*WHAT NEEDS TO BE DONE*.
Pick out the lines below that contain the string "children" and copy them all.

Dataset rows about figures
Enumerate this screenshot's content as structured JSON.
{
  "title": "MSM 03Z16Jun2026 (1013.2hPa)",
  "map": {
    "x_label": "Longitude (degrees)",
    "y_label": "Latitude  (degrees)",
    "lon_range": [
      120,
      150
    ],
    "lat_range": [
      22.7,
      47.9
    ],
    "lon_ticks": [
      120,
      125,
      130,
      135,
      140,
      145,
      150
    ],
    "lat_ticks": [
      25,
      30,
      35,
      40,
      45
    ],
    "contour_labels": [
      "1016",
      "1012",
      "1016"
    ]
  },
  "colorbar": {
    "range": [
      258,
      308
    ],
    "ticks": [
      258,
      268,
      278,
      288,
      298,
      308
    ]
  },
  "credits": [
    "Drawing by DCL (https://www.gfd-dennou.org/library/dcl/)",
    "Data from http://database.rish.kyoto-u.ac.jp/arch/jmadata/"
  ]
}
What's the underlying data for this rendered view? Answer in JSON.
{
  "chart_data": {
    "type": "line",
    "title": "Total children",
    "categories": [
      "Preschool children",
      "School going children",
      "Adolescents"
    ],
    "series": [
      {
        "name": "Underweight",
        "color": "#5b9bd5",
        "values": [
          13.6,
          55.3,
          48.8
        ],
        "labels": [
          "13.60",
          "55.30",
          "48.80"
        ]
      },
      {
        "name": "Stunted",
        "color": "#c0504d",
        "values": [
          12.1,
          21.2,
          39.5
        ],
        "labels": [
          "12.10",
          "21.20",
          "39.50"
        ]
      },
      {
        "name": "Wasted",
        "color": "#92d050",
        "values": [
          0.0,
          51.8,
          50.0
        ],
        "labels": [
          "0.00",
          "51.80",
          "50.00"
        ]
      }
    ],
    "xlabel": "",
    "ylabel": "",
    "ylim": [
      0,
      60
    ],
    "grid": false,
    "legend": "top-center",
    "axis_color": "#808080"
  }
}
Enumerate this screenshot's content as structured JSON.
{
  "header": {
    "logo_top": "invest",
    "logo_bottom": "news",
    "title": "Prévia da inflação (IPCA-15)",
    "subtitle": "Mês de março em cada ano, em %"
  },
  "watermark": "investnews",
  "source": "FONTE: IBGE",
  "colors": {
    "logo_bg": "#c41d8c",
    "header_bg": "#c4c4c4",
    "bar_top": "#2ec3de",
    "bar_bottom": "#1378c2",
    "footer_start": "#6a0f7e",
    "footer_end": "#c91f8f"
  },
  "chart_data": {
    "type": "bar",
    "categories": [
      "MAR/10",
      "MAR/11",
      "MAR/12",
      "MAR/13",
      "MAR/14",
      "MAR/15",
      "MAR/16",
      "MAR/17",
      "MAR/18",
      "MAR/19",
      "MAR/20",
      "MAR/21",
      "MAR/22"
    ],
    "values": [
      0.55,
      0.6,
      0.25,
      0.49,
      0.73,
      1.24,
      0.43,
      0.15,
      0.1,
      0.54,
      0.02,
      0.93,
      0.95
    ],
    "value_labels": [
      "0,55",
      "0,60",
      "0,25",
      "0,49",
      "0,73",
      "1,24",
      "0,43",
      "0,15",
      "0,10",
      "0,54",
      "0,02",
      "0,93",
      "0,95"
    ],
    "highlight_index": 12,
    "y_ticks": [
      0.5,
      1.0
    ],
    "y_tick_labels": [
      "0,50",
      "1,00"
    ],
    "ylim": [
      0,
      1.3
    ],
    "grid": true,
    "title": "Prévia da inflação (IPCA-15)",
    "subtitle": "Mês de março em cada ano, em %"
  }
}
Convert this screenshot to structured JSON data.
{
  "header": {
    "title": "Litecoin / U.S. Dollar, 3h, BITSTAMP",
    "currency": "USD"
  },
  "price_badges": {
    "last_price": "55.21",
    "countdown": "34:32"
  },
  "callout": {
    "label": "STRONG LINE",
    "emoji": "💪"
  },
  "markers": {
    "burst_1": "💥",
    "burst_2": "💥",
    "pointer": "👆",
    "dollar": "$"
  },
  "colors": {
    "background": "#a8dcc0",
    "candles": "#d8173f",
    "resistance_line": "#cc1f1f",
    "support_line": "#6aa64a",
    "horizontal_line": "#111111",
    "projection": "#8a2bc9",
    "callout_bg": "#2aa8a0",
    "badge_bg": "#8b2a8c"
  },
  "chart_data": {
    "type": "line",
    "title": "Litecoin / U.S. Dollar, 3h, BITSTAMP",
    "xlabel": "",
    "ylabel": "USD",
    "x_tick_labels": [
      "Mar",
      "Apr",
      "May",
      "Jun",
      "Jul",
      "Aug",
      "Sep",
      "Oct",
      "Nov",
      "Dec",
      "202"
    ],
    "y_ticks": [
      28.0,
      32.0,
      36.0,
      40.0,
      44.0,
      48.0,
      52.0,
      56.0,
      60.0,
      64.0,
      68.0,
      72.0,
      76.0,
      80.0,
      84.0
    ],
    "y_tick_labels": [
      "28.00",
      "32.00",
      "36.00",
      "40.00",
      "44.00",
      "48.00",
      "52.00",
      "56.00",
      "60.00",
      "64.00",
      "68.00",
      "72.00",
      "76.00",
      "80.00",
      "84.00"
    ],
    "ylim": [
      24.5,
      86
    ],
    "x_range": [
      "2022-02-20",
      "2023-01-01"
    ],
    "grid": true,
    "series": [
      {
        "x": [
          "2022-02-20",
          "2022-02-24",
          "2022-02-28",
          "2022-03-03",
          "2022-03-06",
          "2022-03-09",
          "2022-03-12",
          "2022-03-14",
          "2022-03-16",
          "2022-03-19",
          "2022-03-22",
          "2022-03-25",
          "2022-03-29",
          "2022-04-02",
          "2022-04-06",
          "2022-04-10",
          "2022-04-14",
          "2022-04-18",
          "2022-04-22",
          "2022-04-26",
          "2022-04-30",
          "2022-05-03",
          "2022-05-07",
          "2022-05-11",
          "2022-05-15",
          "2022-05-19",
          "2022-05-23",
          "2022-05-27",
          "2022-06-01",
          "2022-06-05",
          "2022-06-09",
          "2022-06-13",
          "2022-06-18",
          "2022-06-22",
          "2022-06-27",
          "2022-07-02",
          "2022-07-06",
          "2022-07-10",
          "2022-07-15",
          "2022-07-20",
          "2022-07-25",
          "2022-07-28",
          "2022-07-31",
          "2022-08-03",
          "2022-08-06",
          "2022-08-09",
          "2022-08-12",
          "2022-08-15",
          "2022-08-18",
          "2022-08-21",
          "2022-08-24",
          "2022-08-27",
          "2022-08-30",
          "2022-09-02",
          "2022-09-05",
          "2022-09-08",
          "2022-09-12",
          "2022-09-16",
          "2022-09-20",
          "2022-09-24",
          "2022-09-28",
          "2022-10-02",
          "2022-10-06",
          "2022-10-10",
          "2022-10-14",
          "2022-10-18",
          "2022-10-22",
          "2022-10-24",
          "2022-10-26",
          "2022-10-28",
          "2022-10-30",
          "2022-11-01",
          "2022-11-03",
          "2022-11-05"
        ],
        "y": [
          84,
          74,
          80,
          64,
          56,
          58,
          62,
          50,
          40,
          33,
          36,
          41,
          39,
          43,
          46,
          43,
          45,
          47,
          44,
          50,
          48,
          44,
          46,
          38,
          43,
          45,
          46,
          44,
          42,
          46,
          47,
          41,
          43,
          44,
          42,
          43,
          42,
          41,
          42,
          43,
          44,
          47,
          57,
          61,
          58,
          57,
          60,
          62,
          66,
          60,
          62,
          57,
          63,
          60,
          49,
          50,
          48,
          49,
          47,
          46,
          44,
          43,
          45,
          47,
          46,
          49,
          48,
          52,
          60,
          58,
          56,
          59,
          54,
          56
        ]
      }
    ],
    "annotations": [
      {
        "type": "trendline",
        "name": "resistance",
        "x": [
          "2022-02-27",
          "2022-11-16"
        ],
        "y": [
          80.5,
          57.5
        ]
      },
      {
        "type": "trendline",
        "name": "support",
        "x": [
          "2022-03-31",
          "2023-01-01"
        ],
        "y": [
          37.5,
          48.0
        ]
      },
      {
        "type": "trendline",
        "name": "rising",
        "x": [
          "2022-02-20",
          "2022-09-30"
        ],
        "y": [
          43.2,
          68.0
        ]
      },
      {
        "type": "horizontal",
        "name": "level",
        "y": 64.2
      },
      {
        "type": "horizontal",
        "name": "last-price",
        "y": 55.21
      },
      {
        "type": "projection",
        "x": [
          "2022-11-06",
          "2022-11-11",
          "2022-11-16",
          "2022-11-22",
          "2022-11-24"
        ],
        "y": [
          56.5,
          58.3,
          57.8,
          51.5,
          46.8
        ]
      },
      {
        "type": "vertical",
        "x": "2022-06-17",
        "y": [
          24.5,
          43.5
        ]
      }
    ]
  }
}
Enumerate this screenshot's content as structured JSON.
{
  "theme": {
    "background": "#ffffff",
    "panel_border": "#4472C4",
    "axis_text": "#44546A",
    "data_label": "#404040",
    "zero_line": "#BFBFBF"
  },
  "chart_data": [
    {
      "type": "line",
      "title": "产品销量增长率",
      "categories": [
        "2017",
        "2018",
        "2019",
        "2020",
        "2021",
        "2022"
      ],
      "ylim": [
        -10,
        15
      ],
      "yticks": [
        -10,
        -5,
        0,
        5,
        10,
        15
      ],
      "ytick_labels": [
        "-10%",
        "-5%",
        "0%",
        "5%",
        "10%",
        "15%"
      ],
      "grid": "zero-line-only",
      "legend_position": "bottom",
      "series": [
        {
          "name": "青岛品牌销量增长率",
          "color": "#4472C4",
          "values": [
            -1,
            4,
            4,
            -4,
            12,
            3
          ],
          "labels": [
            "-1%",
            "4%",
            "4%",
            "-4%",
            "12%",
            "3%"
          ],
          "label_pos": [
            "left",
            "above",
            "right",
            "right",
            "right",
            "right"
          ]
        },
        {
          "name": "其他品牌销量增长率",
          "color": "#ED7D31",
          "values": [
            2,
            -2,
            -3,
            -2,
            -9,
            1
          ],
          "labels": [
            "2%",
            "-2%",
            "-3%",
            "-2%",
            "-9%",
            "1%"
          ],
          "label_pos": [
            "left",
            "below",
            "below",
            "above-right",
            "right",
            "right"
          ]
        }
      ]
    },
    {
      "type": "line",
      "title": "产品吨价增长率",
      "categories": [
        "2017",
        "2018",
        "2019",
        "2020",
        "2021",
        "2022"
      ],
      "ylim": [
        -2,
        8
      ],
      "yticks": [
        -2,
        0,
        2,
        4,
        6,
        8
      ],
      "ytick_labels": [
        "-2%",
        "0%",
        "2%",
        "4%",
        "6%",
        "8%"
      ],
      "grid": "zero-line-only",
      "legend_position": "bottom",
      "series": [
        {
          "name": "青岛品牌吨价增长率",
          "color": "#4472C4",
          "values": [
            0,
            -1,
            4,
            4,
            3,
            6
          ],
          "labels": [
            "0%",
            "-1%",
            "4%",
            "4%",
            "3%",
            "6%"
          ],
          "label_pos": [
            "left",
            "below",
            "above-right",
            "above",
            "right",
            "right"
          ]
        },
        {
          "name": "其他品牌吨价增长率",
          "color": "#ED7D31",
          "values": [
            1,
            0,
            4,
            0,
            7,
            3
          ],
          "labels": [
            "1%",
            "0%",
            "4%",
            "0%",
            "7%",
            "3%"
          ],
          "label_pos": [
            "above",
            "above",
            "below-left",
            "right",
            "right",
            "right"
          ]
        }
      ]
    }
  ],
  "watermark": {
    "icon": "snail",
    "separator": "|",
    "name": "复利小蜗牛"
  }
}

*FULL OUTPUT*.
    "title": "Total children",
      "Preschool children",
      "School going children",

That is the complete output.